Assigned task.
Do statements (a), (b) and (c) agree with the post below? For each, answer yes or no and quote the post's deciding words. (a) The poster overrode the addCookieToResponse and tokensMatch methods. (b) The poster found it hard to make the session cookie secure and httponly. (c) The poster can read the XSRF-TOKEN cookie directly in AJAX calls.

Passage.
+++

DaveBagler's avatar

Sanity check: XSRF-TOKEN httponly

I'm working on an application that requires that all of my app's cookies be both secure and httponly. For the session cookie that's easy enough but for the xsrf-token it's more difficult. I've updated my VerifyCsrfToken middleware by overriding base classe's addCookieToResponse method and tokensMatch method.

    protected function addCookieToResponse($request, $response)
    {
        $response->headers->setCookie(
            new Cookie(
                'XSRF-TOKEN',
                $request->session()->token(),
                time() + 60 * 120,
                '/',
                null,
                true, // Set this to true for secure.
                true // Set this to true for httponly.
            )
        );
        return $response;
    }

The cookie is being set properly but of course I can't access it in AJAX calls (I'm using AngularJS's $http service in my app.) However the the required information does get included by XHR in the cookie HTTP header. So I'm parsing that string in the request to get the xsrf-token value:

   protected function tokensMatch($request)
    {
        $token = $request->input('_token') ?: $request->header('X-CSRF-TOKEN');

        if (! $token && $header = $request->header('X-XSRF-TOKEN')) {
            $token = $this->encrypter->decrypt($header);
        }

        // Here's the section I've added. Step 1: Grab the cookie string from the header.
        if (! $token && $header = $request->header('cookie')) {
            $matchArray = [];
            // Step 2: grab the value of the xsrf-token from the cookie string.
            if (
                preg_match("/XSRF-TOKEN=(.*);/", $header, $matchArray) !== false
                && isset($matchArray[1])

+++

Provided material.
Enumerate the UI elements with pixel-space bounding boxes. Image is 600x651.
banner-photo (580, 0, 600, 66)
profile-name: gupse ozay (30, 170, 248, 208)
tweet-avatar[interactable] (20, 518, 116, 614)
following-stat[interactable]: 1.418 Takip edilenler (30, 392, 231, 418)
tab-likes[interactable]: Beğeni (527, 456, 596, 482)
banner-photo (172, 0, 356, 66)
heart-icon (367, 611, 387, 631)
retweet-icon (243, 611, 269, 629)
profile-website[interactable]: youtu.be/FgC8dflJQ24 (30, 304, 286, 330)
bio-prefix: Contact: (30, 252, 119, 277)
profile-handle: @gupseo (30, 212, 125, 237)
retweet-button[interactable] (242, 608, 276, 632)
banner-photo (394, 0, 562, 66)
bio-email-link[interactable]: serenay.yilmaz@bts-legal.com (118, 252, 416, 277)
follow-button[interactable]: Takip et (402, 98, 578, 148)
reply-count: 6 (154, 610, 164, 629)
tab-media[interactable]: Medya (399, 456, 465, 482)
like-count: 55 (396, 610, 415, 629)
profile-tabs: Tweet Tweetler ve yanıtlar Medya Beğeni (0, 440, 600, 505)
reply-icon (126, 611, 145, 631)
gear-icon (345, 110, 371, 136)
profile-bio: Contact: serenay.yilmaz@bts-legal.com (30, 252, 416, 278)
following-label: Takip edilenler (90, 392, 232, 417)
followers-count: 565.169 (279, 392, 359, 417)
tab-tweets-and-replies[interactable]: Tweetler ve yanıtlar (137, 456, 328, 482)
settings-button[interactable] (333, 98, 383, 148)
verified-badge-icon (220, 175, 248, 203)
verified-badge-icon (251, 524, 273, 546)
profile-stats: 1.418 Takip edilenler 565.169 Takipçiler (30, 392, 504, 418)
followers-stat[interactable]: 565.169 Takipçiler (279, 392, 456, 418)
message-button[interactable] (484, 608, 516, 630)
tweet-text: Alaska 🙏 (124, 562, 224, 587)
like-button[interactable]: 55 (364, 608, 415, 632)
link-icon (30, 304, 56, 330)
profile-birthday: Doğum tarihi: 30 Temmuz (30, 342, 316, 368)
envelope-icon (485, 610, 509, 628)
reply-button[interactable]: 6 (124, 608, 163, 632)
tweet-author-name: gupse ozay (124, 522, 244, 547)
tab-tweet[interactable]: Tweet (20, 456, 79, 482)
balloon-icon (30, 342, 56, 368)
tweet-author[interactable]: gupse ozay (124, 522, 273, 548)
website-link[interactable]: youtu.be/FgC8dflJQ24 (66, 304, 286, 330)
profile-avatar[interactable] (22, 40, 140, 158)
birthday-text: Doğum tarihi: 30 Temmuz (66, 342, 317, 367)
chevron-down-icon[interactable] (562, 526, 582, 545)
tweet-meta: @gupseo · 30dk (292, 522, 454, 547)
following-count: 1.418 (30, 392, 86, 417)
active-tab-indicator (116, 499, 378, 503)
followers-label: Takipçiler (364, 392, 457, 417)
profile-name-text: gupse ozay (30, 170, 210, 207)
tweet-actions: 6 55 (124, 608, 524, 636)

+++

Solution to this exercise.
(a) Yes: "I've updated my VerifyCsrfToken middleware by overriding base classe's addCookieToResponse method and tokensMatch method."
(b) No: "For the session cookie that's easy enough"
(c) No: "of course I can't access it in AJAX calls"